> **SUPPLIED ENTRIES**:
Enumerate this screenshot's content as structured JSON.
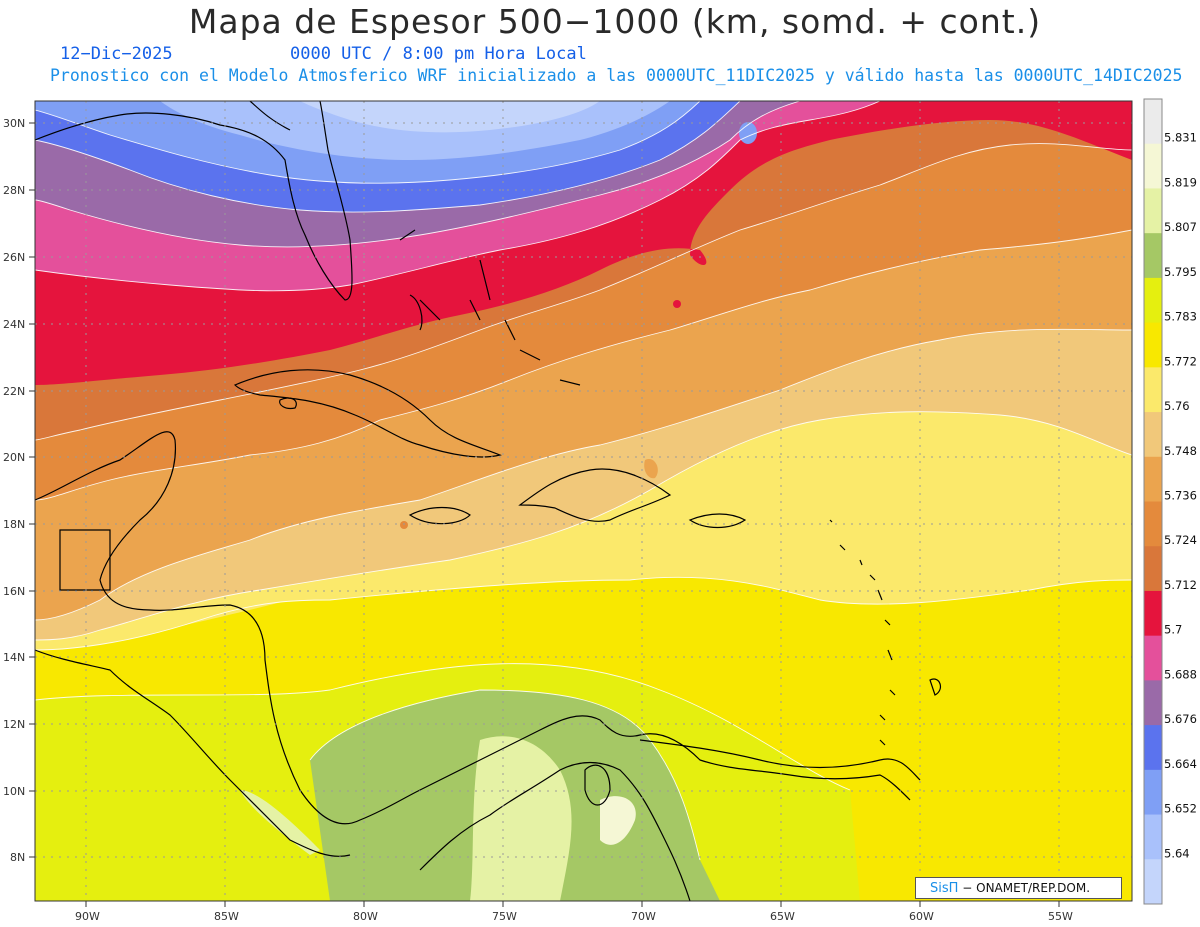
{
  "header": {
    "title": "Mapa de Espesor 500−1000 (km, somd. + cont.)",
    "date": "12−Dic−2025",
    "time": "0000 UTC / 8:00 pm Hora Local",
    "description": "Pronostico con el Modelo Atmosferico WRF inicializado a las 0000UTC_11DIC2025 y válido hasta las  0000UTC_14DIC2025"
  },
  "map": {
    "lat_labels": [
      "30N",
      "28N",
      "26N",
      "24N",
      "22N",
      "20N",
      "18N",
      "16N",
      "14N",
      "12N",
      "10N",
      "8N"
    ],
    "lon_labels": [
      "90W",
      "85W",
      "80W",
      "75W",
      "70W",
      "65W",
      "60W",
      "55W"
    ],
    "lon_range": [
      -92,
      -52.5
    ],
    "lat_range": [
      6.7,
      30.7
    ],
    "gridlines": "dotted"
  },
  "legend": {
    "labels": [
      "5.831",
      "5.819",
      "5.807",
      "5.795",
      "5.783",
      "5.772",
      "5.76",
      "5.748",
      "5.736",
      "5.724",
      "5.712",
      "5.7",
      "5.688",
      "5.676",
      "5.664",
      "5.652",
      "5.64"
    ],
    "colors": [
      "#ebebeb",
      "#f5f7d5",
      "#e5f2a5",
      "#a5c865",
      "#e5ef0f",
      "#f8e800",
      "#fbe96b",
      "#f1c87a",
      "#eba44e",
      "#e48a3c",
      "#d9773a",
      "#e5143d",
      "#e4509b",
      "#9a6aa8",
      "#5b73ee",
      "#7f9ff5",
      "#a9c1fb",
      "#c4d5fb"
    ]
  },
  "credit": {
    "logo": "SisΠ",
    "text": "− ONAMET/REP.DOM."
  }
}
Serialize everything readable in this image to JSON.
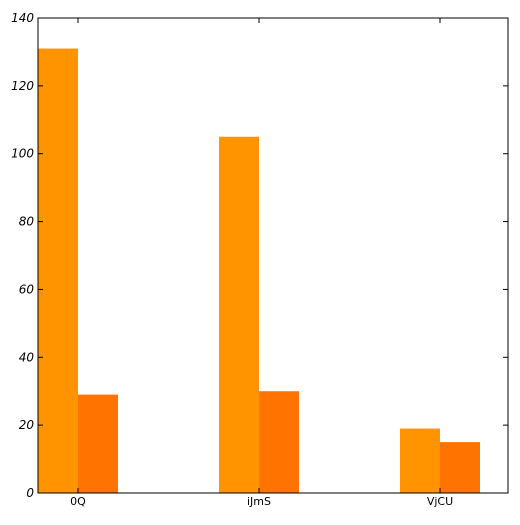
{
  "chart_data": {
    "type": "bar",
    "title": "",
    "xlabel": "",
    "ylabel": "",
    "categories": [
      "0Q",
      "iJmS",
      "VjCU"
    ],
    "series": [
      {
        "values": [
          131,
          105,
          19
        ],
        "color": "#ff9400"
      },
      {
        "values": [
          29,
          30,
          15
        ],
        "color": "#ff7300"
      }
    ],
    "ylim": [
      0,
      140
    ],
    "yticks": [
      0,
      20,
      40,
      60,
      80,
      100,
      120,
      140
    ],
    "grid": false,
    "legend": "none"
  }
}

> **EXERCISE INSTRUCTIONS**:
Reproduce the material in full, word for word, and omit the pictures.

> **FINAL RESULT**:
Enumerate this screenshot's content as structured JSON.
{
  "header": {
    "title": "Mapa de Espesor 500−1000 (km, somd. + cont.)",
    "date": "12−Dic−2025",
    "time": "0000 UTC / 8:00 pm Hora Local",
    "description": "Pronostico con el Modelo Atmosferico WRF inicializado a las 0000UTC_11DIC2025 y válido hasta las  0000UTC_14DIC2025"
  },
  "map": {
    "lat_labels": [
      "30N",
      "28N",
      "26N",
      "24N",
      "22N",
      "20N",
      "18N",
      "16N",
      "14N",
      "12N",
      "10N",
      "8N"
    ],
    "lon_labels": [
      "90W",
      "85W",
      "80W",
      "75W",
      "70W",
      "65W",
      "60W",
      "55W"
    ],
    "lon_range": [
      -92,
      -52.5
    ],
    "lat_range": [
      6.7,
      30.7
    ],
    "gridlines": "dotted"
  },
  "legend": {
    "labels": [
      "5.831",
      "5.819",
      "5.807",
      "5.795",
      "5.783",
      "5.772",
      "5.76",
      "5.748",
      "5.736",
      "5.724",
      "5.712",
      "5.7",
      "5.688",
      "5.676",
      "5.664",
      "5.652",
      "5.64"
    ],
    "colors": [
      "#ebebeb",
      "#f5f7d5",
      "#e5f2a5",
      "#a5c865",
      "#e5ef0f",
      "#f8e800",
      "#fbe96b",
      "#f1c87a",
      "#eba44e",
      "#e48a3c",
      "#d9773a",
      "#e5143d",
      "#e4509b",
      "#9a6aa8",
      "#5b73ee",
      "#7f9ff5",
      "#a9c1fb",
      "#c4d5fb"
    ]
  },
  "credit": {
    "logo": "SisΠ",
    "text": "− ONAMET/REP.DOM."
  }
}
Serialize everything readable in this image to JSON.
{
  "chart_data": {
    "type": "bar",
    "title": "",
    "xlabel": "",
    "ylabel": "",
    "categories": [
      "0Q",
      "iJmS",
      "VjCU"
    ],
    "series": [
      {
        "values": [
          131,
          105,
          19
        ],
        "color": "#ff9400"
      },
      {
        "values": [
          29,
          30,
          15
        ],
        "color": "#ff7300"
      }
    ],
    "ylim": [
      0,
      140
    ],
    "yticks": [
      0,
      20,
      40,
      60,
      80,
      100,
      120,
      140
    ],
    "grid": false,
    "legend": "none"
  }
}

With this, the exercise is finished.